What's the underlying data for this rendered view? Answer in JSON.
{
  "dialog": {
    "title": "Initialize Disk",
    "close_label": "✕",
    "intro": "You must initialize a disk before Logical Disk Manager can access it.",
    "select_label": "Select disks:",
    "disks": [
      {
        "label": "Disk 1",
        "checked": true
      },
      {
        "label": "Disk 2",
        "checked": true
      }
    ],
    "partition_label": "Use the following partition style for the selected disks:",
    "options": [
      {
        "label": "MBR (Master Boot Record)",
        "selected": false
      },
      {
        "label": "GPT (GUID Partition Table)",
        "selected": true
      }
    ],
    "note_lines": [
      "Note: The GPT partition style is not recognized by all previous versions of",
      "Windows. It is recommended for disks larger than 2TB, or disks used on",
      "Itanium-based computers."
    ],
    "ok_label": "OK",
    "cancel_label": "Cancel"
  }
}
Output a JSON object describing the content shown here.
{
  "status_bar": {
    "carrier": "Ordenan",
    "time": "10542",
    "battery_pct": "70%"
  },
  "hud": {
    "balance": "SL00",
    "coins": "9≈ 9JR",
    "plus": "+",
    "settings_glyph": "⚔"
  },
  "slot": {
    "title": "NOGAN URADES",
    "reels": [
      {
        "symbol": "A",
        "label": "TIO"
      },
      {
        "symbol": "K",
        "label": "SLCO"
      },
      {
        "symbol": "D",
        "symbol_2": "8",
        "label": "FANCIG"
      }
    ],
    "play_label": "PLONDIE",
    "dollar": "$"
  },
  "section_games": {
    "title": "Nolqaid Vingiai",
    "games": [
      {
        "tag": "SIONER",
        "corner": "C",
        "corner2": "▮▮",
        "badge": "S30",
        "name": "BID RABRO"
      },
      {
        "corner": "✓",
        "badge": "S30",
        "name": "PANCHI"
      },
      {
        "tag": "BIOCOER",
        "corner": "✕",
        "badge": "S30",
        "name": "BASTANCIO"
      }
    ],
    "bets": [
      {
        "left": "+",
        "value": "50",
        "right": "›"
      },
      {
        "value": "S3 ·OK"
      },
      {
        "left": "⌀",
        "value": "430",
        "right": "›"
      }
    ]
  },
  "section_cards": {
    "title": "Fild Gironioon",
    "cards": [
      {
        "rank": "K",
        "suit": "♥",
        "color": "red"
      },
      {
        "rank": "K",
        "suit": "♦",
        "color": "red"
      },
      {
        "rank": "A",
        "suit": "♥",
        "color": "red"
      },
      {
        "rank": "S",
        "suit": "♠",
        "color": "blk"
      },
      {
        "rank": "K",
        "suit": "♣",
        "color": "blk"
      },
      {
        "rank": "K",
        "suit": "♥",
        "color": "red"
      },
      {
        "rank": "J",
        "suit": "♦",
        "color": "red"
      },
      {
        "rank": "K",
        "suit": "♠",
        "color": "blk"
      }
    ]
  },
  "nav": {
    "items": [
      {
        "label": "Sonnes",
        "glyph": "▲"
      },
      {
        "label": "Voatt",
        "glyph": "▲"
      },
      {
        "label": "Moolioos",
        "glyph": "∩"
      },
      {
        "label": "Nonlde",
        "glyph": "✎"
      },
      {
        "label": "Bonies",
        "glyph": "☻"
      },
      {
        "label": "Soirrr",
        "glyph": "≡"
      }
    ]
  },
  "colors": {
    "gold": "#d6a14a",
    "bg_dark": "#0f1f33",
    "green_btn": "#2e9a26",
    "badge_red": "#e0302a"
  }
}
● ● ● ● ●
WHAT YOU HAVE TO DO
Whichever lines contain the string "JSON", select and copy them.

TASK OUTPUT
What's the underlying data for this rendered view? Answer in JSON.
Output a JSON object describing the content shown here.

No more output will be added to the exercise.